Passage given:

Subtle and not-so-subtle heresies
Young’s intentions are good. He wants to introduce readers to a loving God who was willing to sacrifice his own Son to save us from our sins. But all heresies begin with misconstruing the nature of God. From Jehovah’s Witnesses to Mormonism to even Islam, they all get it wrong when it comes to understanding the God of Scripture. Young joins their company. Part of the problem arises because his story is confused and inconsistent. He doesn’t set out to mislead, but he himself is misled, either by himself or others.
He wants desperately to show us the God of love as found in Scripture (1 John 4:8), but he ignores the other side, the God of utter holiness (Isaiah 6:1-5) and, ultimately, the final Judge (Revelation 20:11-15). Any presentation of God that shows only one side of His nature is wrong. In an effort to counter a false view of God as only the judging avenger of wrath, we must not go the opposite direction and present Him only as a loving, indulgent parent who never judges sin. Both extremes are false in that they present an incomplete picture of God as He shows Himself to us in Scripture.
By emphasizing only one part of God’s nature, The Shack actually leads readers astray with regard to God’s attitude towards sin. Papa tells Mack, “I don’t need to punish people for sin. Sin is its own punishment, devouring from the inside. It’s not my purpose to punish it; it’s my joy to cure it.”
To be sure, sin often carries within itself its own punishment (Romans 1:27). But sometimes the wicked prosper in this life (Jeremiah 12:1). More importantly, Scripture is full of references to God’s impending wrath against sin and unbelief (John 3:36, Romans 1:18, Romans 2:5-8, Colossians 3:6, and many others.) For The Shack to give the impression that it is not God’s purpose to punish sin is the height of bad theology and irresponsibility.
We anthropomorphize (attribute human qualities to) God the Father at our peril. He is spirit (John 4:24), and when He refers to Himself in anthropomorphic terms, it is always as a father. This is important because any attempt to make God a female inevitably leads to goddess religion and God’s becoming some sort of fertility figure, a worship of the creation instead of the Creator (Romans 1:25).
And for some reason Papa changes form later in the book to become a gray-haired, pony-tailed male. No, God does not change Himself to accommodate our flawed understanding of Him. He changes us so we can see Him as He truly is (1 Corinthians 13:12).
Papa acknowledges that Jesus is both fully human and fully God, but she adds,
[H]e has never drawn upon his nature as God to do anything. He has only lived out of his relationship with me, living in the very same manner that I desire to be in relationship with every human being. He is just to do it to the uttermost—the first to absolutely trust my life within him, the first to believe in my love and my appearance without regard for appearance or consequence.
But that’s not what Scripture says. Jesus in fact was before all things and through Him all things were created and hold together (Colossians 1:16-17). The words Papa speaks are a form of the ancient heresy of subordinationism, which puts Jesus in a lower rank within the Trinity. Scripture teaches that all three persons of the Trinity are equal in essence.
Scripture also teaches that there is a hierarchy of authority and submission within the Trinity. Papa tells Mack that authority and submission are a result of sin, and the Trinity is a perfect circle of communion.
Mackenzie, we have no concept of final authority among us, only unity. We are in a circle of relationship, not a chain of command or “great chain of being” as your ancestors termed it. What you’re seeing here is relationship without any overlay of power. We don’t need power over the other because we are always looking out for the best. Hierarchy would make no sense among us.

Required task A: Tally the lines of the entries that contain the string "FancyBboxPatch", and give only that count.

Source records:
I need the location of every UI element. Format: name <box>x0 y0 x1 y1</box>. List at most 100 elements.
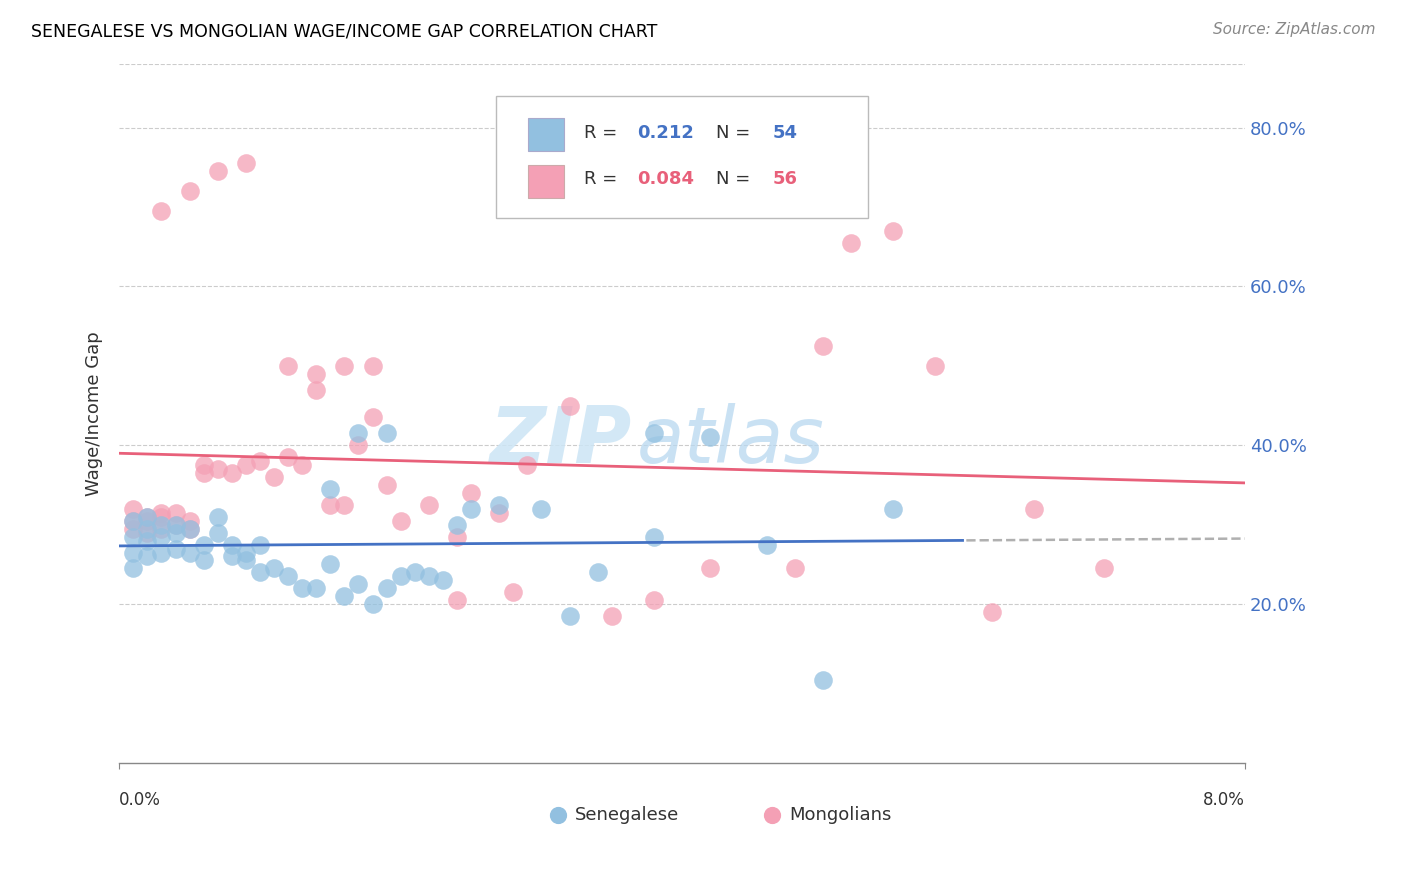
Point <box>179 522 201 536</box>
Point <box>179 522 201 536</box>
Point <box>418 569 440 583</box>
Text: R =: R = <box>583 124 617 142</box>
Point <box>333 498 356 512</box>
Point <box>235 458 257 472</box>
Point <box>375 426 398 441</box>
Point <box>699 561 721 575</box>
Point <box>361 359 384 373</box>
Point <box>249 537 271 551</box>
Point <box>207 509 229 524</box>
Point <box>221 537 243 551</box>
Point <box>516 458 538 472</box>
Point <box>207 164 229 178</box>
Point <box>150 509 173 524</box>
Point <box>136 533 159 548</box>
Point <box>600 609 623 624</box>
FancyBboxPatch shape <box>496 95 868 218</box>
Point <box>122 530 145 544</box>
Point <box>305 581 328 595</box>
Point <box>277 569 299 583</box>
Point <box>136 509 159 524</box>
Point <box>122 545 145 559</box>
Point <box>150 506 173 520</box>
Point <box>643 426 665 441</box>
Point <box>122 522 145 536</box>
Point <box>375 581 398 595</box>
Point <box>586 566 609 580</box>
Point <box>179 545 201 559</box>
Point <box>122 514 145 528</box>
FancyBboxPatch shape <box>527 165 564 198</box>
Point <box>755 537 778 551</box>
Point <box>924 359 946 373</box>
Point <box>165 525 187 540</box>
Point <box>150 517 173 532</box>
Point <box>291 581 314 595</box>
Point <box>375 478 398 492</box>
Point <box>150 204 173 219</box>
Point <box>235 545 257 559</box>
Point <box>319 558 342 572</box>
Text: ZIP: ZIP <box>489 403 631 480</box>
Point <box>319 482 342 496</box>
Point <box>558 609 581 624</box>
Point <box>136 522 159 536</box>
Point <box>305 383 328 397</box>
Point <box>136 509 159 524</box>
Point <box>263 470 285 484</box>
Point <box>122 514 145 528</box>
Text: Mongolians: Mongolians <box>789 806 891 824</box>
Point <box>530 501 553 516</box>
Point <box>811 339 834 353</box>
Y-axis label: Wage/Income Gap: Wage/Income Gap <box>86 331 103 496</box>
Point <box>980 605 1002 619</box>
Point <box>136 514 159 528</box>
Point <box>643 593 665 607</box>
Point <box>136 525 159 540</box>
Point <box>221 466 243 480</box>
Point <box>333 359 356 373</box>
Point <box>460 501 482 516</box>
Point <box>347 577 370 591</box>
Point <box>347 438 370 452</box>
Text: 0.212: 0.212 <box>637 124 695 142</box>
Point <box>502 585 524 599</box>
Point <box>207 462 229 476</box>
Point <box>1022 501 1045 516</box>
Point <box>249 454 271 468</box>
FancyBboxPatch shape <box>527 118 564 152</box>
Point <box>122 501 145 516</box>
Text: 56: 56 <box>772 170 797 188</box>
Text: R =: R = <box>583 170 617 188</box>
Point <box>193 466 215 480</box>
Point <box>389 514 412 528</box>
Point <box>150 530 173 544</box>
Text: Senegalese: Senegalese <box>575 806 679 824</box>
Point <box>165 541 187 556</box>
Point <box>305 367 328 381</box>
Point <box>389 569 412 583</box>
Point <box>122 561 145 575</box>
Point <box>221 549 243 564</box>
Point <box>193 553 215 567</box>
Text: SENEGALESE VS MONGOLIAN WAGE/INCOME GAP CORRELATION CHART: SENEGALESE VS MONGOLIAN WAGE/INCOME GAP … <box>31 22 658 40</box>
Point <box>882 224 904 238</box>
Point <box>179 184 201 198</box>
Point <box>558 399 581 413</box>
Point <box>446 593 468 607</box>
Point <box>165 517 187 532</box>
Point <box>347 426 370 441</box>
Point <box>488 506 510 520</box>
Point <box>319 498 342 512</box>
Point <box>333 589 356 603</box>
Point <box>235 553 257 567</box>
Point <box>235 156 257 170</box>
Point <box>193 458 215 472</box>
Point <box>136 549 159 564</box>
Point <box>446 530 468 544</box>
Text: 0.084: 0.084 <box>637 170 695 188</box>
Point <box>488 498 510 512</box>
Point <box>277 359 299 373</box>
Point <box>150 522 173 536</box>
Point <box>882 501 904 516</box>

Required task B: List every citation from Romans that appears in the passage on The Shack, in order of appearance.

Complete output A: 3

Complete output B:
Romans 1:27
Romans 1:18
Romans 2:5-8
Romans 1:25